SET EXERCISE 1:
In the vegetable-growing text below, list each field of competition named in the sentence that begins "It doesn't really matter what the field is".

TEXT PROVIDED:
Growing award winning vegetables
February 20, 2020
Americans have always been competitive. It doesn't really matter what the field is, from racing (the Daytona 500 is going on right now) or playing games or showing off our skills. We all want to be the best. Some of us have natural talents and abilities and some of us have to develop skills from knowledge and practice. Regardless of whether we have natural abilities or we have to strive to develop skills, it all requires hard work to be the best. Growing and showing vegetables is no different. The Laramie County Fair is one place we gardeners can show off our skills, which are the culmination of a season's worth of hard work, with a little luck and help from Mother Nature thrown in.

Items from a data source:
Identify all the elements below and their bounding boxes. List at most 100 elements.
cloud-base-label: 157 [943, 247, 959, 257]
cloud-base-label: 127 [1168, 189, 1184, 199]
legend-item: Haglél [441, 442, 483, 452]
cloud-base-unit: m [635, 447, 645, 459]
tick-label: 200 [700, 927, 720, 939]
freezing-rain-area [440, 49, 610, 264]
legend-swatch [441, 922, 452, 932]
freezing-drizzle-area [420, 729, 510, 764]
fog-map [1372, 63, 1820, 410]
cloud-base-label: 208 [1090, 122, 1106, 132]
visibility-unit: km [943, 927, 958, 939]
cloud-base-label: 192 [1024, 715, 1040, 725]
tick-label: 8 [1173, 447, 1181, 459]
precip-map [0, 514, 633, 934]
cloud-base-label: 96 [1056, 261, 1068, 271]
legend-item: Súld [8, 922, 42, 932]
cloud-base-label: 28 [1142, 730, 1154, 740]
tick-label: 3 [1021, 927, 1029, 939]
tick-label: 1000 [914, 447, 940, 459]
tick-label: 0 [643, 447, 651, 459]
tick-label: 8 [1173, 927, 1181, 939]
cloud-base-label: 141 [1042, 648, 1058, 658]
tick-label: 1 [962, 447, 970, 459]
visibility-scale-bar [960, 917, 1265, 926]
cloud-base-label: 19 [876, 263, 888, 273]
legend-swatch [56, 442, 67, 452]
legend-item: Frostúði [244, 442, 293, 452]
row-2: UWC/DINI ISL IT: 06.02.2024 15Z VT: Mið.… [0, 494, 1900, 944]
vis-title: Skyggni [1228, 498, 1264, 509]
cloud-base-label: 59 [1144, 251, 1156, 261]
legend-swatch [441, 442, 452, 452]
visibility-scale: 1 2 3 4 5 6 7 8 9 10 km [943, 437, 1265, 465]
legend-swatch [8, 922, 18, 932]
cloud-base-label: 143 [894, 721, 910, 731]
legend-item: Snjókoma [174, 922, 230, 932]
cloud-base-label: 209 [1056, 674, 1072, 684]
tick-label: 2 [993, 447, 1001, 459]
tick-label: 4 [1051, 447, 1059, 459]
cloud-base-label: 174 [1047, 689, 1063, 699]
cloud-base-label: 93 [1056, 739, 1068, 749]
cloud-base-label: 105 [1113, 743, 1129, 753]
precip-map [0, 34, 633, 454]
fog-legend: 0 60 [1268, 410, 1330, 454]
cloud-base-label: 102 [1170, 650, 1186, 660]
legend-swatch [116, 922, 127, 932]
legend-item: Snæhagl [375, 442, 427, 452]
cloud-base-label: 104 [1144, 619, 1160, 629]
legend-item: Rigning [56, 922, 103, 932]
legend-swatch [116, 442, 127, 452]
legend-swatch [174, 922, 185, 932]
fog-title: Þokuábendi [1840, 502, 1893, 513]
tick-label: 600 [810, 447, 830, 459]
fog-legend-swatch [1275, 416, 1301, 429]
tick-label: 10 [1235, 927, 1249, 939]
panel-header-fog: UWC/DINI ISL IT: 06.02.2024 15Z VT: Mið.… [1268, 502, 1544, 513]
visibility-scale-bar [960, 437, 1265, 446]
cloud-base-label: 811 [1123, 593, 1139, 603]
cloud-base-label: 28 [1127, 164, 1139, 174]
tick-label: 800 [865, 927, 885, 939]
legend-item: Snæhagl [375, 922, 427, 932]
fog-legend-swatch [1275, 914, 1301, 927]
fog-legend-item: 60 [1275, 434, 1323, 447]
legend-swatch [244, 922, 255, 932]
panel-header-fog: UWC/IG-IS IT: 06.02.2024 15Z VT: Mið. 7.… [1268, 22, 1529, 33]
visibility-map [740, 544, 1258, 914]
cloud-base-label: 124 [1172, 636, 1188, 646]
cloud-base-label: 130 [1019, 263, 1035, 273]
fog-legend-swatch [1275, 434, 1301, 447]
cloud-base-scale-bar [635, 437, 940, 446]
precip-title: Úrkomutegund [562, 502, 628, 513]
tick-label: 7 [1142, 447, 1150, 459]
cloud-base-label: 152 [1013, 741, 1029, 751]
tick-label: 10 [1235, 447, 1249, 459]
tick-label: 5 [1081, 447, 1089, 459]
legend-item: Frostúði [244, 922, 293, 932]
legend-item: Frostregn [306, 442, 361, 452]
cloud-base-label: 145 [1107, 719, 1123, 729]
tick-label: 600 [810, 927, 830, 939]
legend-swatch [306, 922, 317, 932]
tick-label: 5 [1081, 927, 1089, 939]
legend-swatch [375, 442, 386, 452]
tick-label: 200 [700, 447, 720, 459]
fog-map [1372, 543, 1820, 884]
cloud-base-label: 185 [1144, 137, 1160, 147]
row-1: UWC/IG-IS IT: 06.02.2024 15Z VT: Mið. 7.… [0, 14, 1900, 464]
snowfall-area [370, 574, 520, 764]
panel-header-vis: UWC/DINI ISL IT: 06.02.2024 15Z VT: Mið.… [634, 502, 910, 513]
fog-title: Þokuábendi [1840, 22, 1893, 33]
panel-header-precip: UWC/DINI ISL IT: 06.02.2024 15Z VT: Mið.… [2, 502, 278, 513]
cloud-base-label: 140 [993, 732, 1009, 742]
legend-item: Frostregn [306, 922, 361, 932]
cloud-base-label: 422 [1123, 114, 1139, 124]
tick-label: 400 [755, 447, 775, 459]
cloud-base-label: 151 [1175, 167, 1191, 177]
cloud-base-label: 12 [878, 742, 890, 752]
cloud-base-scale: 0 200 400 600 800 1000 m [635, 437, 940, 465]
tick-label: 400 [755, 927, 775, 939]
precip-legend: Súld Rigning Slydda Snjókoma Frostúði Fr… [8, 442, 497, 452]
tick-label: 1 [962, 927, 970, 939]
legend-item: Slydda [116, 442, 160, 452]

SET EXERCISE 2:
Please return the rows above word for word, starting at the first row and ending at the line that contains "legend-swatch [116, 922, 127, 932]", with both of those lines included.

TASK RESULT 1:
racing
playing games
showing off our skills

TASK RESULT 2:
Identify all the elements below and their bounding boxes. List at most 100 elements.
cloud-base-label: 157 [943, 247, 959, 257]
cloud-base-label: 127 [1168, 189, 1184, 199]
legend-item: Haglél [441, 442, 483, 452]
cloud-base-unit: m [635, 447, 645, 459]
tick-label: 200 [700, 927, 720, 939]
freezing-rain-area [440, 49, 610, 264]
legend-swatch [441, 922, 452, 932]
freezing-drizzle-area [420, 729, 510, 764]
fog-map [1372, 63, 1820, 410]
cloud-base-label: 208 [1090, 122, 1106, 132]
visibility-unit: km [943, 927, 958, 939]
cloud-base-label: 192 [1024, 715, 1040, 725]
tick-label: 8 [1173, 447, 1181, 459]
precip-map [0, 514, 633, 934]
cloud-base-label: 96 [1056, 261, 1068, 271]
legend-item: Súld [8, 922, 42, 932]
cloud-base-label: 28 [1142, 730, 1154, 740]
tick-label: 3 [1021, 927, 1029, 939]
tick-label: 1000 [914, 447, 940, 459]
tick-label: 0 [643, 447, 651, 459]
tick-label: 8 [1173, 927, 1181, 939]
cloud-base-label: 141 [1042, 648, 1058, 658]
tick-label: 1 [962, 447, 970, 459]
visibility-scale-bar [960, 917, 1265, 926]
cloud-base-label: 19 [876, 263, 888, 273]
legend-swatch [56, 442, 67, 452]
legend-item: Frostúði [244, 442, 293, 452]
row-2: UWC/DINI ISL IT: 06.02.2024 15Z VT: Mið.… [0, 494, 1900, 944]
vis-title: Skyggni [1228, 498, 1264, 509]
cloud-base-label: 59 [1144, 251, 1156, 261]
legend-swatch [441, 442, 452, 452]
visibility-scale: 1 2 3 4 5 6 7 8 9 10 km [943, 437, 1265, 465]
legend-swatch [8, 922, 18, 932]
cloud-base-label: 143 [894, 721, 910, 731]
legend-item: Snjókoma [174, 922, 230, 932]
cloud-base-label: 209 [1056, 674, 1072, 684]
tick-label: 2 [993, 447, 1001, 459]
tick-label: 4 [1051, 447, 1059, 459]
cloud-base-label: 174 [1047, 689, 1063, 699]
cloud-base-label: 93 [1056, 739, 1068, 749]
cloud-base-label: 105 [1113, 743, 1129, 753]
precip-map [0, 34, 633, 454]
fog-legend: 0 60 [1268, 410, 1330, 454]
cloud-base-label: 102 [1170, 650, 1186, 660]
legend-swatch [116, 922, 127, 932]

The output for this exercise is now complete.